Stated task:
Whenever a line contains the string "color", copy it out of the entries.

Extracted material:
#####

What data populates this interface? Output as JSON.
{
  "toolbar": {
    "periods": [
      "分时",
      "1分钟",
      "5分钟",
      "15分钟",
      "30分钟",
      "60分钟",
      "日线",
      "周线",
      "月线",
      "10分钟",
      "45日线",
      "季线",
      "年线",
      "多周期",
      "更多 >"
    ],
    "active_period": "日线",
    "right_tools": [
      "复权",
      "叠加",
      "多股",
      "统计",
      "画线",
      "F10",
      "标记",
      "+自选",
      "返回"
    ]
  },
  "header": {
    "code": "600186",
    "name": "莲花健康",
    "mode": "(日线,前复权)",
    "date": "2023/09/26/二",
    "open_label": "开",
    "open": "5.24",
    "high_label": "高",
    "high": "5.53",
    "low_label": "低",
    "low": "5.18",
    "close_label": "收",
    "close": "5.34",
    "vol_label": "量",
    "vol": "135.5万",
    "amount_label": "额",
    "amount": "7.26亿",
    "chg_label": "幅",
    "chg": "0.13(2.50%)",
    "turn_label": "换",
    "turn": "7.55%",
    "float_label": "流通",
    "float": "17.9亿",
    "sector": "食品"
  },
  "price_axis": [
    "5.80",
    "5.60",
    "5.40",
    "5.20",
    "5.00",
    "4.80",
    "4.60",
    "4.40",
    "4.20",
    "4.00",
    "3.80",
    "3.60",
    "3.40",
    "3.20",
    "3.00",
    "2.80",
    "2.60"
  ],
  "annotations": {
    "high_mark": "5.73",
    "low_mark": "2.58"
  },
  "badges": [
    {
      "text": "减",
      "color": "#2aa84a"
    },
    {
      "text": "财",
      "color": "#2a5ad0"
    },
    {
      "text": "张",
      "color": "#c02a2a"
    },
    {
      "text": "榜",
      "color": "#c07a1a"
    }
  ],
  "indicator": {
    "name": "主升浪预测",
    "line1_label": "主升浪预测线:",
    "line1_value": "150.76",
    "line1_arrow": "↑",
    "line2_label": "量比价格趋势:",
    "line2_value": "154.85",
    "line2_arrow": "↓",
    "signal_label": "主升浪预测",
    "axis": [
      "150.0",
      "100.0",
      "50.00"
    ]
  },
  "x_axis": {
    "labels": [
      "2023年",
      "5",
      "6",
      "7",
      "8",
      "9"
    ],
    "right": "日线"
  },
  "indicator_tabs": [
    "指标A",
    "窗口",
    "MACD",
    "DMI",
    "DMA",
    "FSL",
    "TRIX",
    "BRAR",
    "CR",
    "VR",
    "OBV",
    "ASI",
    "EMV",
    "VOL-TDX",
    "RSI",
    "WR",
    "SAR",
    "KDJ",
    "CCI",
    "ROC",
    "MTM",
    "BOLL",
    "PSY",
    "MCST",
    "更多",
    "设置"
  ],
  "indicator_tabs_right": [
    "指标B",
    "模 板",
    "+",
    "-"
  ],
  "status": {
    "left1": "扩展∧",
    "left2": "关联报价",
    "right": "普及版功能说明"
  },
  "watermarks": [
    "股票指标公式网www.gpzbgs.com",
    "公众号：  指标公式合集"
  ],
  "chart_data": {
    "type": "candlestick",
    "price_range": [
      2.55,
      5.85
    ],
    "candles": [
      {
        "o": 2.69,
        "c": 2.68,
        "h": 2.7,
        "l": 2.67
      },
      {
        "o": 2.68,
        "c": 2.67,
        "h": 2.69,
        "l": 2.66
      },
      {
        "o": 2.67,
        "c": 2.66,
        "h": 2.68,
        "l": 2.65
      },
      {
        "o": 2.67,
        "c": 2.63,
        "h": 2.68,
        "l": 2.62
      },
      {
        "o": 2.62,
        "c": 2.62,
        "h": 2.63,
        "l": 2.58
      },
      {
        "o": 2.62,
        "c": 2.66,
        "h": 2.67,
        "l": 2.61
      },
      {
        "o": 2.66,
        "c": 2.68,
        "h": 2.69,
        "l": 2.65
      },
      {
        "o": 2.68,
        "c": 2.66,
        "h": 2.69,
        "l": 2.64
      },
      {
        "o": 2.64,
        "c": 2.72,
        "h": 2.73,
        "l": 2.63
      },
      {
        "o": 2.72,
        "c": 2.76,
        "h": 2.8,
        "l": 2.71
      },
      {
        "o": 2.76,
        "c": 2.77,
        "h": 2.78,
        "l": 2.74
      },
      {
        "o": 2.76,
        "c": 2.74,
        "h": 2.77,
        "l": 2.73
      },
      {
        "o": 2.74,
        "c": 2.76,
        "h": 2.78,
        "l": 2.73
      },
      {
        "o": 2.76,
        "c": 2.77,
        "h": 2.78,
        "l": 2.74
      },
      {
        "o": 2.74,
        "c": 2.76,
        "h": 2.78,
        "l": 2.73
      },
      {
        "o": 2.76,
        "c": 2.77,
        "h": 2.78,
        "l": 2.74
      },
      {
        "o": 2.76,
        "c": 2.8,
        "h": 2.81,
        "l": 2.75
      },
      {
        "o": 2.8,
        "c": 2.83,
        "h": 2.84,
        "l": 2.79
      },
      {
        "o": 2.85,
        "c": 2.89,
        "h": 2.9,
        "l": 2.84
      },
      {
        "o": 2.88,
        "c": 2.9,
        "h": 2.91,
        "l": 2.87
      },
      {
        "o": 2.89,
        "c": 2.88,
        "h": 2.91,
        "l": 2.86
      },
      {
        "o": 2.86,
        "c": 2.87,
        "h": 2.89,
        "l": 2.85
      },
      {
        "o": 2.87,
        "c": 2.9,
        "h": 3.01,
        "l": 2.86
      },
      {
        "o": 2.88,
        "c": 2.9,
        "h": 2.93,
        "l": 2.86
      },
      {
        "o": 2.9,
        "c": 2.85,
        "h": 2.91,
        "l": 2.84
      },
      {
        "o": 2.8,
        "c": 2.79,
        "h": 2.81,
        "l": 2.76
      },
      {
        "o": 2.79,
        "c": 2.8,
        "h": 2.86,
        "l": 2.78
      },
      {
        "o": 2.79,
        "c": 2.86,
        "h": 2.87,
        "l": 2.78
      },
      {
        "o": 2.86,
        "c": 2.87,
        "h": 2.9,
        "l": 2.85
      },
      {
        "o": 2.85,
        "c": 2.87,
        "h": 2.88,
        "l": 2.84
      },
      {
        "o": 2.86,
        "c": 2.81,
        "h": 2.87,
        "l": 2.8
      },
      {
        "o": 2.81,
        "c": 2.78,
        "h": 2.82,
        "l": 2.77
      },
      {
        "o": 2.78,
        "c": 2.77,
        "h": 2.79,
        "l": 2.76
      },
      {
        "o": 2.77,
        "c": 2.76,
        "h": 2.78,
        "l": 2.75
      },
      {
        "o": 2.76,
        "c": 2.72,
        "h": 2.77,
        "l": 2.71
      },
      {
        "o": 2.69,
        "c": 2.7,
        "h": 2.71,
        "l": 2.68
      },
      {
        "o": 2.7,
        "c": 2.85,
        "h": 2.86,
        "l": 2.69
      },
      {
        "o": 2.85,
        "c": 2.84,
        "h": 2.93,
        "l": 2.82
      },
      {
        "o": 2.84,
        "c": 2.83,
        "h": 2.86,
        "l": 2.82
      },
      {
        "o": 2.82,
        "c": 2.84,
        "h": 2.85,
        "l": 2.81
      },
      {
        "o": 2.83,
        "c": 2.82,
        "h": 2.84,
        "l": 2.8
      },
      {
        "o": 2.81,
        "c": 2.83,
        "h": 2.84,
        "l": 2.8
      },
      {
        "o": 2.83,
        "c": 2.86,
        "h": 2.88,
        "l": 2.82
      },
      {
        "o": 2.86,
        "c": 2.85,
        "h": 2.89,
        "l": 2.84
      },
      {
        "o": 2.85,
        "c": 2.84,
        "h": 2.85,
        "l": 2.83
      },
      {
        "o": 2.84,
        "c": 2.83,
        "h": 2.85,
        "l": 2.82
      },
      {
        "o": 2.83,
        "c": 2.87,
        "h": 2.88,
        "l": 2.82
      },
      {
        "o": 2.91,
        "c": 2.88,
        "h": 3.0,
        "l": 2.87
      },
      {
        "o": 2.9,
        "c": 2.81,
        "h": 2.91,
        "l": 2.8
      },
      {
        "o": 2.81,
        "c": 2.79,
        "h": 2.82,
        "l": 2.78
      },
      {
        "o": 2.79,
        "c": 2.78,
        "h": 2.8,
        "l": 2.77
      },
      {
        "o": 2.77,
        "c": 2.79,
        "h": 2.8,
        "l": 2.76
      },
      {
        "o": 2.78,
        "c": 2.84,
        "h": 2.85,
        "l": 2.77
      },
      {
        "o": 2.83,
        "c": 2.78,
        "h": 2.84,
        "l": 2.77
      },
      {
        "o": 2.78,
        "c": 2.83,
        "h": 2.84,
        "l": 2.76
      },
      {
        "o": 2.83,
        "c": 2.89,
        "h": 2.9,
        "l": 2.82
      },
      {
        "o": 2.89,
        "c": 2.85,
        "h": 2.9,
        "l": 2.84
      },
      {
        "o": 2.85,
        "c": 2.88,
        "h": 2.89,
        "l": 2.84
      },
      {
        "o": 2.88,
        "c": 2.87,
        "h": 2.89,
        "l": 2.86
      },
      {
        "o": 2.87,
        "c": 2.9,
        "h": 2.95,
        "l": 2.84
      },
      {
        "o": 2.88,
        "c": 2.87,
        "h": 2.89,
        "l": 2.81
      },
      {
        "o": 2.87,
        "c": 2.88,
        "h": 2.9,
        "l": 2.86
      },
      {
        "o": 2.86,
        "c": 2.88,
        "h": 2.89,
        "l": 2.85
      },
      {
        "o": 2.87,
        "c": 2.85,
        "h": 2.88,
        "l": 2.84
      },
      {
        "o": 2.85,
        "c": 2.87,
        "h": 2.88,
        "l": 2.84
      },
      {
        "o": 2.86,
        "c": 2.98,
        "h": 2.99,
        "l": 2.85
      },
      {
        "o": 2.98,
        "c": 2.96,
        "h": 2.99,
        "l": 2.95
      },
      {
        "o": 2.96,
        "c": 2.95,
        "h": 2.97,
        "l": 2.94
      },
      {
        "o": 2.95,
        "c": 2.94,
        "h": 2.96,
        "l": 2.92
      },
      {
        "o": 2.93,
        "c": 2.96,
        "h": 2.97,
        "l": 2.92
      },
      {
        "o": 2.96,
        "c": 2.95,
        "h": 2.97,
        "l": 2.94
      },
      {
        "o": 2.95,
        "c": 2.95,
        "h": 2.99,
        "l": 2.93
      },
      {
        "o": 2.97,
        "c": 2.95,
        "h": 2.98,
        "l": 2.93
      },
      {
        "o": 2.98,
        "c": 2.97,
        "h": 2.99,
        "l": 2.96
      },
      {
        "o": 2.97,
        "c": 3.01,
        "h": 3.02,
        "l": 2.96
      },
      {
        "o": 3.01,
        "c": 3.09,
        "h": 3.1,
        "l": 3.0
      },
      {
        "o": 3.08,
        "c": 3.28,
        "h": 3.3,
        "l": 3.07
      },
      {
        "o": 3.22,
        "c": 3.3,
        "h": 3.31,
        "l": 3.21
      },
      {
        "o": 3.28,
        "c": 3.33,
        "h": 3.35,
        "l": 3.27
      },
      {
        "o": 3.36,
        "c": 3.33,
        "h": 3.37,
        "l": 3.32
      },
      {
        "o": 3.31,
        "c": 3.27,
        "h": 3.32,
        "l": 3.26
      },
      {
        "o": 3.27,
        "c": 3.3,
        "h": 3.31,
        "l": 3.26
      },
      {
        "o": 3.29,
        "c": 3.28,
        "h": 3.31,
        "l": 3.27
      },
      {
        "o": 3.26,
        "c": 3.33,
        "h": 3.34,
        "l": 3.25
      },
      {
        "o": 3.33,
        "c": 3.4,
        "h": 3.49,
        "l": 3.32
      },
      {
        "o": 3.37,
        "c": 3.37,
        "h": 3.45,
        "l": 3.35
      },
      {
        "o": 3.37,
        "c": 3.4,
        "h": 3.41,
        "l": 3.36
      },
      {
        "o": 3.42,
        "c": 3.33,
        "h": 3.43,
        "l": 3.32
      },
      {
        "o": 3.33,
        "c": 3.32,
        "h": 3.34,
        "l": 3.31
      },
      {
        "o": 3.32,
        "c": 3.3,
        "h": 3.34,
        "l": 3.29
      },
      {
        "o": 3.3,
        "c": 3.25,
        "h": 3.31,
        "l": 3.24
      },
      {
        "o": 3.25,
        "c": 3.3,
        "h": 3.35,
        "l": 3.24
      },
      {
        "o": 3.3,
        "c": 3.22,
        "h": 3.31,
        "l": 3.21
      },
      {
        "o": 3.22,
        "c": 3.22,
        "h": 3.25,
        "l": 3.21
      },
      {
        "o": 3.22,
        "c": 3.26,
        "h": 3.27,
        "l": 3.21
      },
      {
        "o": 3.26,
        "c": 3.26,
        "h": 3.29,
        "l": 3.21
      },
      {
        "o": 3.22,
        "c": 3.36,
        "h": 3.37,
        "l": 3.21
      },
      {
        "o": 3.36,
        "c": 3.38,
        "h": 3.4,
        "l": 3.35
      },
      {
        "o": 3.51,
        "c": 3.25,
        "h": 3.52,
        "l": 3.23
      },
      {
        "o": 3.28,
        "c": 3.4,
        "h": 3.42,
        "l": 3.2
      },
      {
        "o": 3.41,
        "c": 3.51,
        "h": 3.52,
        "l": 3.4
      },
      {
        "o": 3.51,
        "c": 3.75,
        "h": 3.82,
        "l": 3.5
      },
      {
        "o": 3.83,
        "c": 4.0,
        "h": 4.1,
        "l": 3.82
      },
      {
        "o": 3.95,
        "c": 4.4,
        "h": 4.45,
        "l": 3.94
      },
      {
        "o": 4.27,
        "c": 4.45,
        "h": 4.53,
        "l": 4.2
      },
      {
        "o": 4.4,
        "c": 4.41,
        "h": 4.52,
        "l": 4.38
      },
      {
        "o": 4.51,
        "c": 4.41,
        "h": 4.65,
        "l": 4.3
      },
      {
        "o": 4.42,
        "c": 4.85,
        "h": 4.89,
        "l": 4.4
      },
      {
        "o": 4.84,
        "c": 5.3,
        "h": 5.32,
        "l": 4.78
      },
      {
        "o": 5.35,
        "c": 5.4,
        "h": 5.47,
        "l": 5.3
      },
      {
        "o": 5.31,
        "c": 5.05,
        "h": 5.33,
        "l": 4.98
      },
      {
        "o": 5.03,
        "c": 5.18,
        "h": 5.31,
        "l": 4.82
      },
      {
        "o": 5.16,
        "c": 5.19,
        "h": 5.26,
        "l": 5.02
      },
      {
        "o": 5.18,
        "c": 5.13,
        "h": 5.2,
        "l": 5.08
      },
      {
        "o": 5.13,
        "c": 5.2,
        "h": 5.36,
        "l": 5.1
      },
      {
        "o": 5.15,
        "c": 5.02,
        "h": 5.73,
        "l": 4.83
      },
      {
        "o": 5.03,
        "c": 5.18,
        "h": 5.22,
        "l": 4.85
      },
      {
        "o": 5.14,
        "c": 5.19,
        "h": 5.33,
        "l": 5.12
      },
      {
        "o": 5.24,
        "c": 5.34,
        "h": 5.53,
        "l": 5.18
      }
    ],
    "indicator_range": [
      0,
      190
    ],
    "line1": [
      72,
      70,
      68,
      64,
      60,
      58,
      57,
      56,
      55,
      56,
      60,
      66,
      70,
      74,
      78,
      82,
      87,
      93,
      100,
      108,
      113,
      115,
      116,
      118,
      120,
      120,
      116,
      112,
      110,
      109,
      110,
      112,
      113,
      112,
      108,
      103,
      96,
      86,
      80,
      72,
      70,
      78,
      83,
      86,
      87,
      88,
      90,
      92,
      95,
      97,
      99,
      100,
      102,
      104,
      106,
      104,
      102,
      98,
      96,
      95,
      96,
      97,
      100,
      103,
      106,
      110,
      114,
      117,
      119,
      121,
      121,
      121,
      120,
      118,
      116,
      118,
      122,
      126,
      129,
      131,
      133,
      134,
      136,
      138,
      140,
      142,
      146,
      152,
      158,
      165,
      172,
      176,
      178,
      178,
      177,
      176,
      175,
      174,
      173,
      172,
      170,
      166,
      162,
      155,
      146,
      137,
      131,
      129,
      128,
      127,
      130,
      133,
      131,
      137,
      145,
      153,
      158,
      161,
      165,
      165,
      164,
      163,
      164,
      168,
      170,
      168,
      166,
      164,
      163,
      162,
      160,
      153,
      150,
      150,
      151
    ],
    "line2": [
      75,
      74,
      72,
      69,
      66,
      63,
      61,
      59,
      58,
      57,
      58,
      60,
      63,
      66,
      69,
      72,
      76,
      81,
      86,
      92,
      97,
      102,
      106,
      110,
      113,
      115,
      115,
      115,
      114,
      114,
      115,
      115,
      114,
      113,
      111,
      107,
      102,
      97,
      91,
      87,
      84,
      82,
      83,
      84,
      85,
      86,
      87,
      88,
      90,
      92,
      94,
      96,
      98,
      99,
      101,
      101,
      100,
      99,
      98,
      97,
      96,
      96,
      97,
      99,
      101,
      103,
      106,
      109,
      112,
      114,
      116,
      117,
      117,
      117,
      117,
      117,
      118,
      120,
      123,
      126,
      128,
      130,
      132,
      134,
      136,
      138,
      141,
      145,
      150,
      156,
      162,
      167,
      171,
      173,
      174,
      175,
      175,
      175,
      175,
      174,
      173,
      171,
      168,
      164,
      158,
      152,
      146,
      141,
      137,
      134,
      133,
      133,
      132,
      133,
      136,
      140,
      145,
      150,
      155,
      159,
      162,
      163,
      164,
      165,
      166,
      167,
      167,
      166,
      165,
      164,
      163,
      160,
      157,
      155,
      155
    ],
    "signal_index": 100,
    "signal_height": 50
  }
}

#####

Written answer:
      "color": "#2aa84a"
      "color": "#2a5ad0"
      "color": "#c02a2a"
      "color": "#c07a1a"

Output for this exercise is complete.